▸ **Brano di testo**

Il coraggio di trasformarsi

Trasformazione implica che tutto può esistere in me, che tutto è buono e ha un significato, che le mie passioni e le mie debolezze hanno un senso anche se a volte mi opprimono. Le mie passioni e le mie debolezze rimandano sempre ad un bene prezioso, vogliono indicarmi che in me vuol vivere qualcosa che io non ho ancora accettato.

Il coraggio di trasformarsi

da L'autore

del 01 gennaio 2002

IL CORAGGIO DI TRASFORMARSI

di Anselm Grun

C’è differenza tra cambiamento e trasformazione, nel senso che il cambiamento comporta qualcosa di violento, mentre la trasformazione avviene molto più dolcemente. Se pensiamo di dover cambiare e modificare continuamente noi stessi, rispecchiamo in fondo la convinzione che così come siamo non va bene, che dobbiamo fare di noi un’altra persona. Trasformazione, invece, implica che tutto può esistere in me, che tutto è buono e ha un significato, che le mie passioni e le mie debolezze hanno un senso anche se a volte mi opprimono. Le mie passioni e le mie debolezze rimandano sempre ad un bene prezioso, vogliono indicarmi che in me vuol vivere qualcosa che io non ho ancora accettato. Se queste mie passioni e debolezze vengono trasformate, troverò in esse una nuova qualità di vita, una nuova vitalità e autenticità.

A causa di un’estenuante lavoro su noi stessi e dell’ossessione di cambiare, rischiamo di dimenticare che è Dio che opera l’essenziale, che è Lui che trasforma le piaghe e le ferite, le debolezze e i conflitti. Avvertiamo che le piaghe della vita e gli stessi conflitti richiamano l’attenzione su un prezioso tesoro, che si deve scoprire e recuperare con l’aiuto della preghiera e dell’accompagnamento spirituale.

▸ **Esercizi proposti**
[1] Secondo il brano sul coraggio di trasformarsi, quali sono le cose che Dio trasforma? Elencale tutte.
[2] Traduci in inglese questa frase del brano sul coraggio di trasformarsi: "C’è differenza tra cambiamento e trasformazione, nel senso che il cambiamento comporta qualcosa di violento, mentre la trasformazione avviene molto più dolcemente."
[3] Riproduci fedelmente la parte del brano che comincia con "C’è differenza tra" e prosegue fino a "vitalità e autenticità.".

▸ **Dati grezzi**
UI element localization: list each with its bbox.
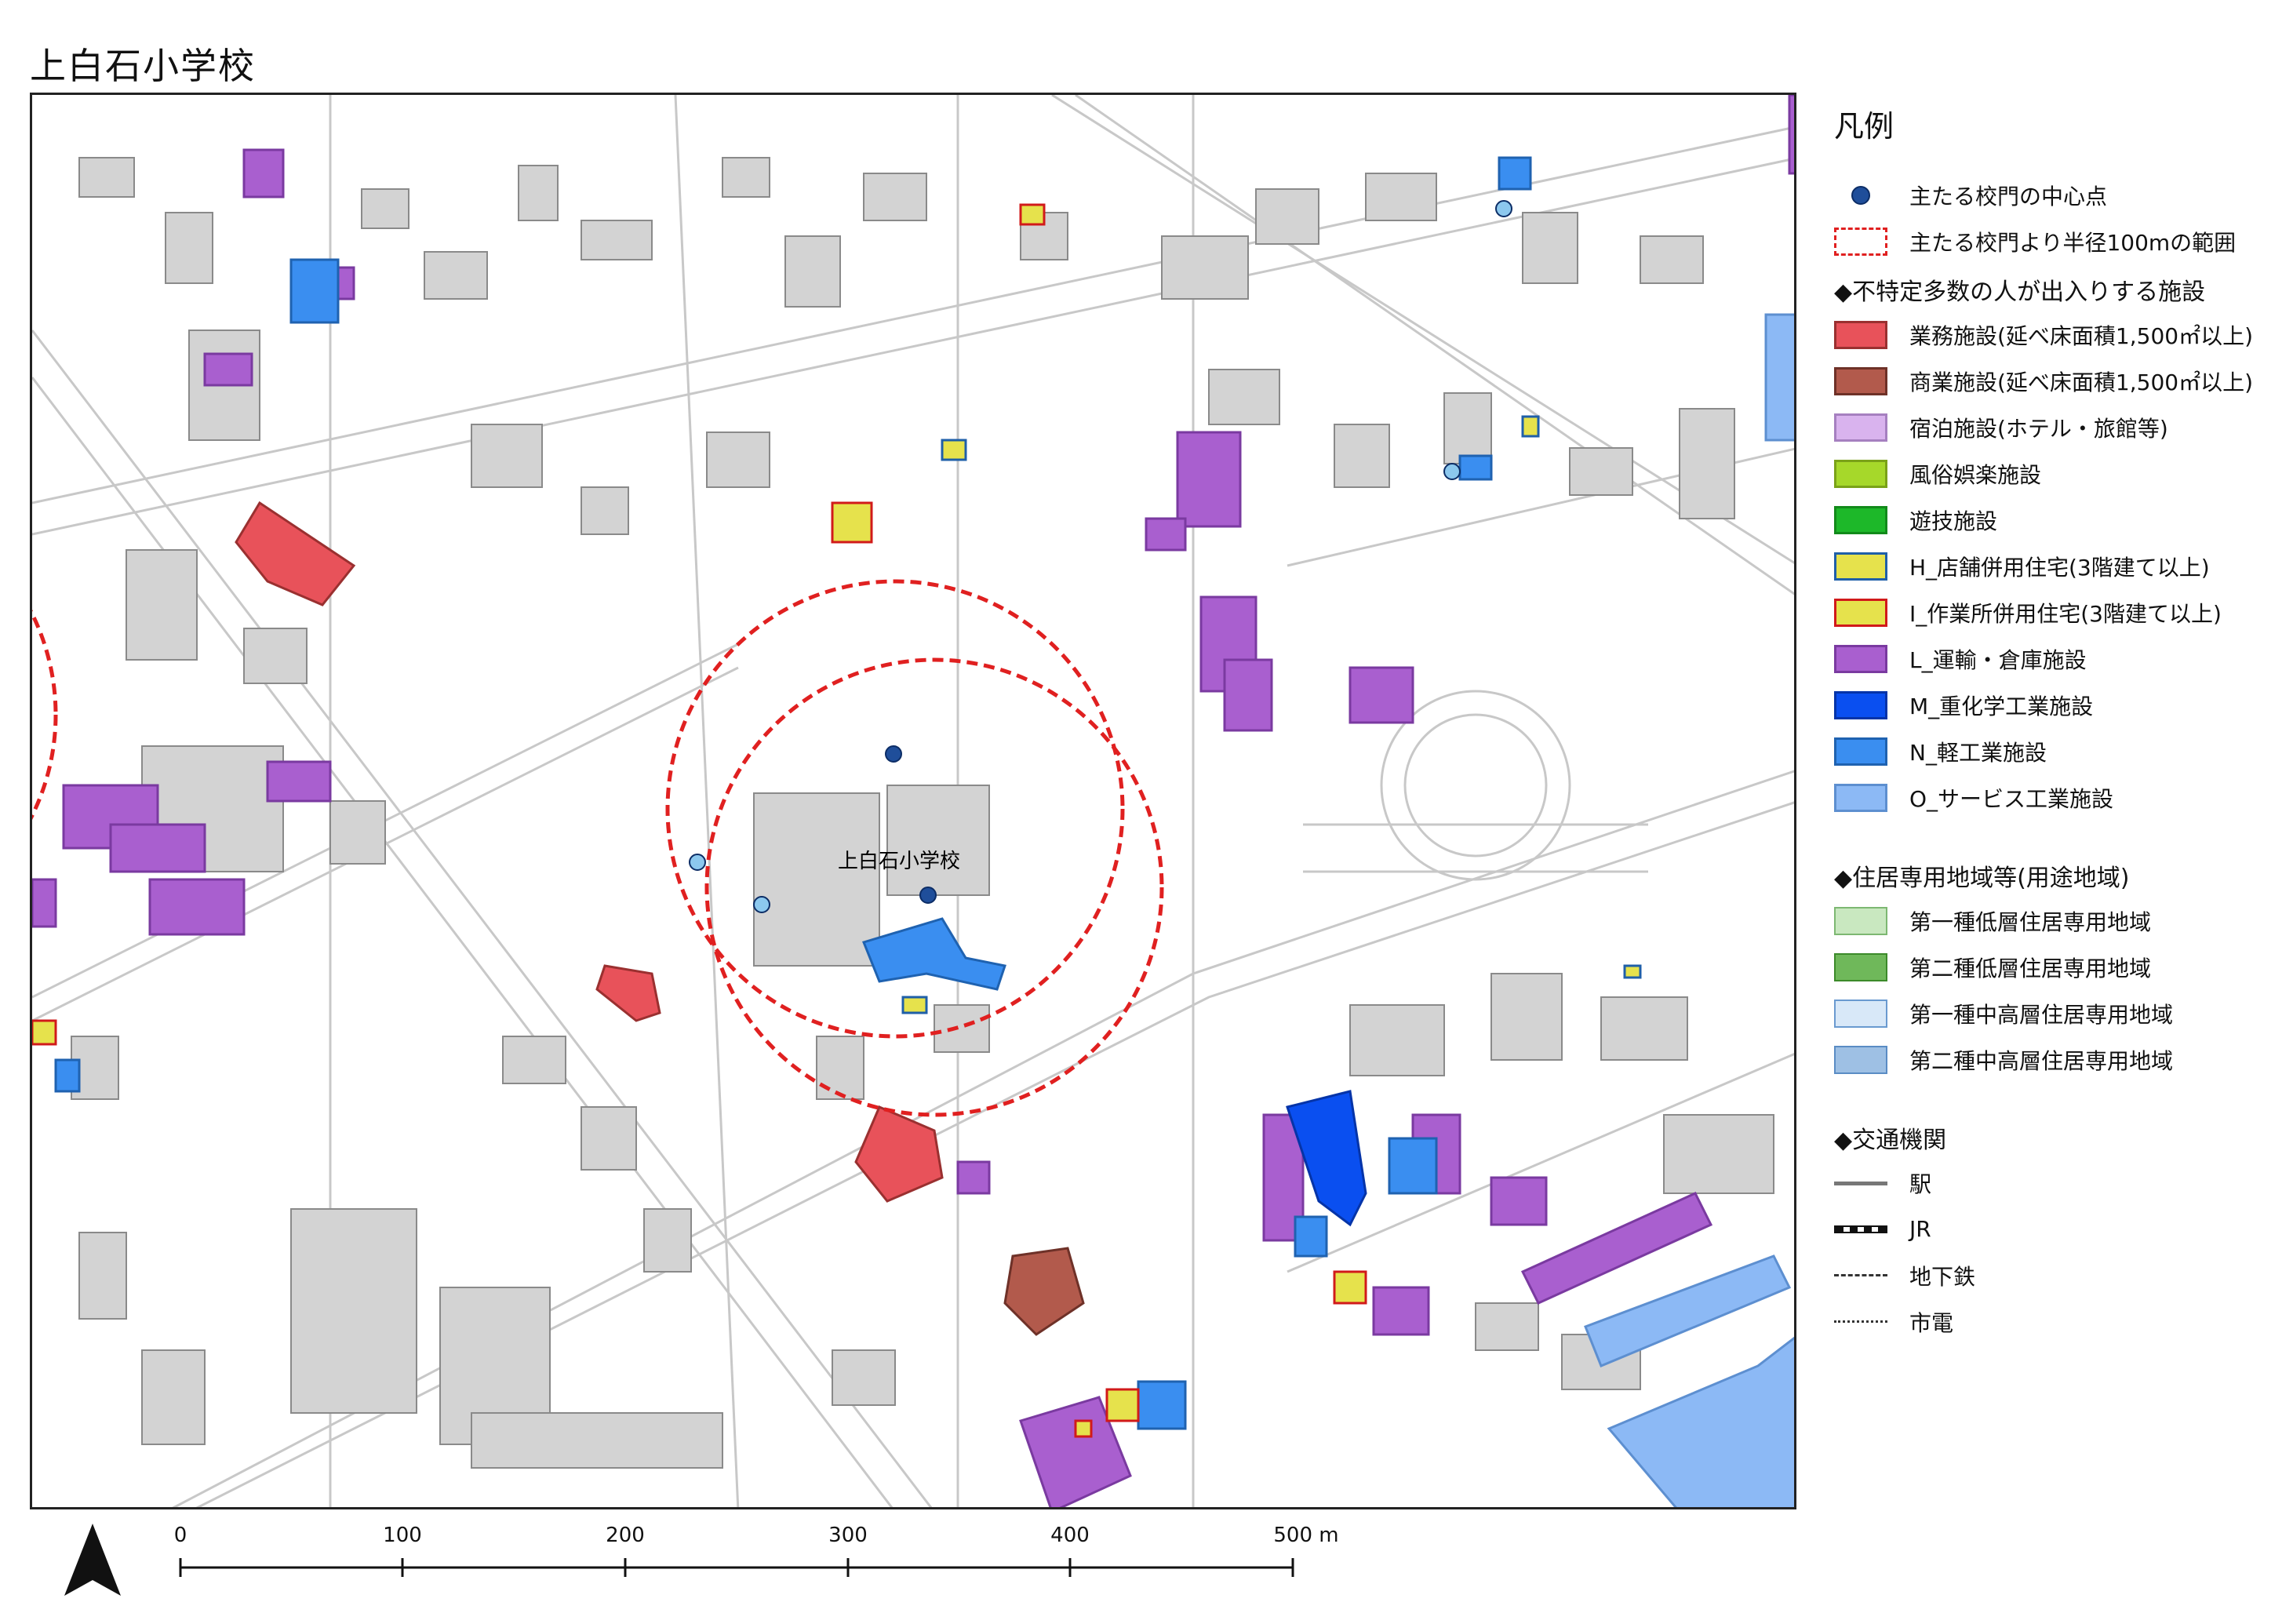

▸ **Risposte ai compiti**
[1]
- le piaghe
- le ferite
- le debolezze
- i conflitti

[2] There is a difference between change and transformation, in the sense that change involves something violent, while transformation happens much more gently.

[3]
C’è differenza tra cambiamento e trasformazione, nel senso che il cambiamento comporta qualcosa di violento, mentre la trasformazione avviene molto più dolcemente. Se pensiamo di dover cambiare e modificare continuamente noi stessi, rispecchiamo in fondo la convinzione che così come siamo non va bene, che dobbiamo fare di noi un’altra persona. Trasformazione, invece, implica che tutto può esistere in me, che tutto è buono e ha un significato, che le mie passioni e le mie debolezze hanno un senso anche se a volte mi opprimono. Le mie passioni e le mie debolezze rimandano sempre ad un bene prezioso, vogliono indicarmi che in me vuol vivere qualcosa che io non ho ancora accettato. Se queste mie passioni e debolezze vengono trasformate, troverò in esse una nuova qualità di vita, una nuova vitalità e autenticità.